■ **EXERCISE INSTRUCTIONS**
Render as a Markdown table, with columns headed No. and Text, the part of the rows that opens with the line containing "Where is each" and closes with the line containing "tab-titulos-a-receber[interactable]: Títulos a", both included. Number each line, skip blank lines, and leave the pictures out.

■ **TASK MATERIAL**
------------------------------------------------------------

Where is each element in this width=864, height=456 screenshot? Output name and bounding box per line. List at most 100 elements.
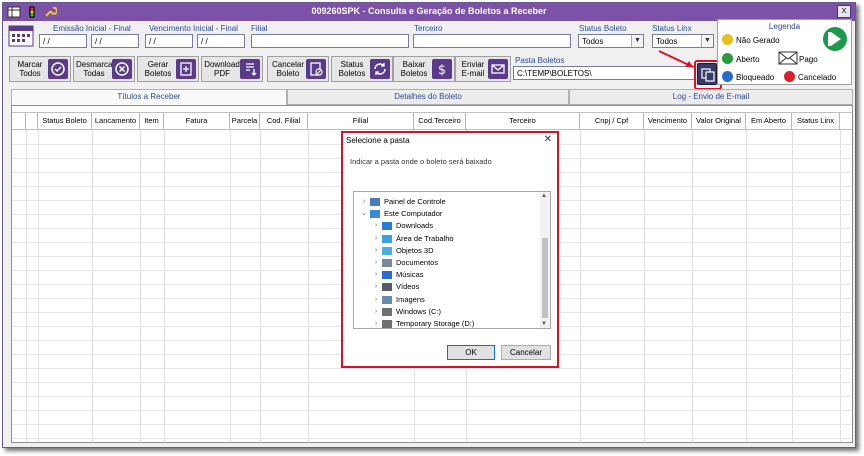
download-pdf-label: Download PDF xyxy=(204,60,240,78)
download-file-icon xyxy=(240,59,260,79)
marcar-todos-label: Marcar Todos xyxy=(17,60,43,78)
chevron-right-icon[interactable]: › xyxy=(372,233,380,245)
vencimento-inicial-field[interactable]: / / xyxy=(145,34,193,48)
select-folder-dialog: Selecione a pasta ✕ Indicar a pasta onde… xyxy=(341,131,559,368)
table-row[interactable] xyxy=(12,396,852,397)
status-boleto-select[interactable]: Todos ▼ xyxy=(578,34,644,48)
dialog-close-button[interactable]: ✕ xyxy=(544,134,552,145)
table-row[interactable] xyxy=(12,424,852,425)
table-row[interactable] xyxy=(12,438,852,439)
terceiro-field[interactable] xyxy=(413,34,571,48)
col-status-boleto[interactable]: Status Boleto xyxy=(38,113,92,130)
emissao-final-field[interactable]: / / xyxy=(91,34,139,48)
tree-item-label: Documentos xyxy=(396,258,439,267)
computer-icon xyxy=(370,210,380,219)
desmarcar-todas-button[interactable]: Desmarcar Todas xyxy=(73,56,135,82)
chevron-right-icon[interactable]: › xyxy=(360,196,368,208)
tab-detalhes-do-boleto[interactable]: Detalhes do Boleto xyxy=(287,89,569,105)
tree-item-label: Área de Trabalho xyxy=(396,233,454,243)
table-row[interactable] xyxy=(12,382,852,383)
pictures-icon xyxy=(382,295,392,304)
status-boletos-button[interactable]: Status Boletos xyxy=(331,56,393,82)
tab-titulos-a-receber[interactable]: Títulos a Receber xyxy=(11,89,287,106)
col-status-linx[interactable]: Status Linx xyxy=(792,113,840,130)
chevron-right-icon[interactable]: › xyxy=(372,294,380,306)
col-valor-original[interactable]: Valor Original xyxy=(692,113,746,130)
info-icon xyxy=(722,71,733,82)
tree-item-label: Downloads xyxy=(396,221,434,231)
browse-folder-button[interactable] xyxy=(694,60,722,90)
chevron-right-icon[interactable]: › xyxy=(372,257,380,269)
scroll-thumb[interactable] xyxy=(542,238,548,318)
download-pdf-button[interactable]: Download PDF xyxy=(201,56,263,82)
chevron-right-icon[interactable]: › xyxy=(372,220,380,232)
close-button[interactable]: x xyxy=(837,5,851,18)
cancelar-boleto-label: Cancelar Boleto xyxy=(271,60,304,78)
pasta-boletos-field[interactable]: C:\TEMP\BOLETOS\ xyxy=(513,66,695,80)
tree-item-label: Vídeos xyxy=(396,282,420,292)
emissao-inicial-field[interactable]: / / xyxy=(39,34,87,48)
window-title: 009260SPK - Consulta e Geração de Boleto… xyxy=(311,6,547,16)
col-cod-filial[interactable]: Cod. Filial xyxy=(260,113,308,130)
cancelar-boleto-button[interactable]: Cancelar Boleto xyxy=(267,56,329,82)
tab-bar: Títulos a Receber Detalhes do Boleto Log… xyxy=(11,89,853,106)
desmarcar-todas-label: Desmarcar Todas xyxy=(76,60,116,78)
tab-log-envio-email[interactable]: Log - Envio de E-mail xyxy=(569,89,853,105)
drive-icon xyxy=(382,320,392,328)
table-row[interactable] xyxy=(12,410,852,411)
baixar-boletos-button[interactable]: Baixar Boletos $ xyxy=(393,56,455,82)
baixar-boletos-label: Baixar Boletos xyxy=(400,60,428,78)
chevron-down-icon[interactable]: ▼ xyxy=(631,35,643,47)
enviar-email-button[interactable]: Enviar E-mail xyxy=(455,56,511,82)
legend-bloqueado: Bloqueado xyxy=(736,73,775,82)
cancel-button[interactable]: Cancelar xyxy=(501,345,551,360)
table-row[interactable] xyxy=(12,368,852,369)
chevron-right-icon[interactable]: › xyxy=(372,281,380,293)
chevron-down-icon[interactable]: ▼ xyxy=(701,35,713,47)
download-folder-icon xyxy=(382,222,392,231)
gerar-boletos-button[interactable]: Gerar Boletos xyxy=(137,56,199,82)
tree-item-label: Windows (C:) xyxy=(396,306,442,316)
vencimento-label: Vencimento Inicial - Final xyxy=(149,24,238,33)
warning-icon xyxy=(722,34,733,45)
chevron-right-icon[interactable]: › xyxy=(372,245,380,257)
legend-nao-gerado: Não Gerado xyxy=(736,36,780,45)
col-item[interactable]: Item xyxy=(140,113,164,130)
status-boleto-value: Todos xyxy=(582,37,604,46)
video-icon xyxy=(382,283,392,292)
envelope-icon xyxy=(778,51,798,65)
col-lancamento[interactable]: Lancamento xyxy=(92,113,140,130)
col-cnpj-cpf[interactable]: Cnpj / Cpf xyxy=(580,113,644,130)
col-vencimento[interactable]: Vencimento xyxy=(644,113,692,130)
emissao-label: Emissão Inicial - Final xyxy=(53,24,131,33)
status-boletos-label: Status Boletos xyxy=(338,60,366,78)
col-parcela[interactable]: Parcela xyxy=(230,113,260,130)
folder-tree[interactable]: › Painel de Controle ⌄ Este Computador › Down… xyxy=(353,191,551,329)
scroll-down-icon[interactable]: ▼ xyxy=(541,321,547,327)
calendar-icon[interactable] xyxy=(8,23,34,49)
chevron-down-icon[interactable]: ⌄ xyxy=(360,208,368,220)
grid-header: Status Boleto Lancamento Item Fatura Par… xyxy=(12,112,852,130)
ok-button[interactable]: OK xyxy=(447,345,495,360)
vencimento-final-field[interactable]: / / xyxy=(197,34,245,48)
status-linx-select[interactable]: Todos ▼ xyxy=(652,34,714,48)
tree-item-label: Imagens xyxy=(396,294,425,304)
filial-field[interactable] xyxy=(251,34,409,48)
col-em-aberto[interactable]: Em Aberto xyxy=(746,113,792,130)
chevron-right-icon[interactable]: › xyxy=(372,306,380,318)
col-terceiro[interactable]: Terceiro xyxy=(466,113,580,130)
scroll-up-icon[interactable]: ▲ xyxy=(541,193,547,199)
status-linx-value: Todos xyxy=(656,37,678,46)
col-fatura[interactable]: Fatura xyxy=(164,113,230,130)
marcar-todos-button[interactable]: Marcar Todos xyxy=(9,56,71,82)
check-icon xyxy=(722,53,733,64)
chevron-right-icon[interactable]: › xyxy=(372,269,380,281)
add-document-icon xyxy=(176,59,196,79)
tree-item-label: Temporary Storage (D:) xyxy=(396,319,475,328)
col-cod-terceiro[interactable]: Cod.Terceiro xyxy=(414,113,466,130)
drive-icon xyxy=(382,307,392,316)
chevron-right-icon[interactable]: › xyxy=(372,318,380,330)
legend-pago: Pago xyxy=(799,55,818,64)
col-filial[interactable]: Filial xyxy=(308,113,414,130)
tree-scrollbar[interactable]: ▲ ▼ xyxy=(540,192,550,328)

------------------------------------------------------------

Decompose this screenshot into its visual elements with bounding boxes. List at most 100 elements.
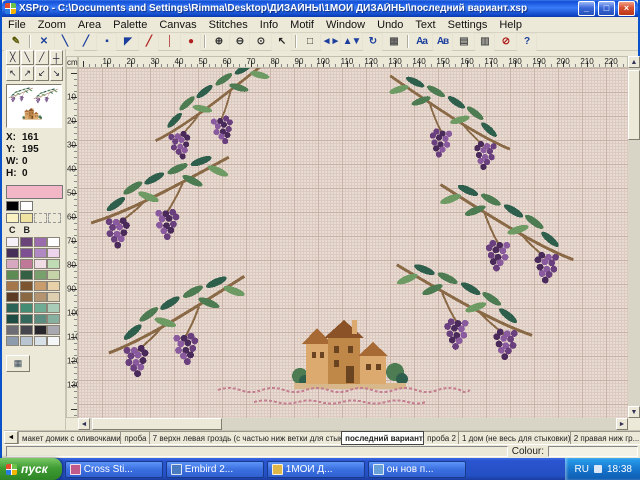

------------------------------------------------------------

■ **EXERCISE RESULT**
| No. | Text |
|---|---|
| 1 | Where is each element in this width=864, height=456 screenshot? Output name and bounding box per line. List at most 100 elements. |
| 2 | download-pdf-label: Download PDF xyxy=(204,60,240,78) |
| 3 | download-file-icon xyxy=(240,59,260,79) |
| 4 | marcar-todos-label: Marcar Todos xyxy=(17,60,43,78) |
| 5 | chevron-right-icon[interactable]: › xyxy=(372,233,380,245) |
| 6 | vencimento-inicial-field[interactable]: / / xyxy=(145,34,193,48) |
| 7 | select-folder-dialog: Selecione a pasta ✕ Indicar a pasta onde… xyxy=(341,131,559,368) |
| 8 | table-row[interactable] xyxy=(12,396,852,397) |
| 9 | status-boleto-select[interactable]: Todos ▼ xyxy=(578,34,644,48) |
| 10 | dialog-close-button[interactable]: ✕ xyxy=(544,134,552,145) |
| 11 | table-row[interactable] xyxy=(12,424,852,425) |
| 12 | table-row[interactable] xyxy=(12,438,852,439) |
| 13 | terceiro-field[interactable] xyxy=(413,34,571,48) |
| 14 | col-status-boleto[interactable]: Status Boleto xyxy=(38,113,92,130) |
| 15 | emissao-final-field[interactable]: / / xyxy=(91,34,139,48) |
| 16 | tree-item-label: Documentos xyxy=(396,258,439,267) |
| 17 | computer-icon xyxy=(370,210,380,219) |
| 18 | desmarcar-todas-button[interactable]: Desmarcar Todas xyxy=(73,56,135,82) |
| 19 | chevron-right-icon[interactable]: › xyxy=(360,196,368,208) |
| 20 | tab-detalhes-do-boleto[interactable]: Detalhes do Boleto xyxy=(287,89,569,105) |
| 21 | tree-item-label: Área de Trabalho xyxy=(396,233,454,243) |
| 22 | table-row[interactable] xyxy=(12,382,852,383) |
| 23 | pictures-icon xyxy=(382,295,392,304) |
| 24 | status-boletos-button[interactable]: Status Boletos xyxy=(331,56,393,82) |
| 25 | tab-titulos-a-receber[interactable]: Títulos a Receber xyxy=(11,89,287,106) |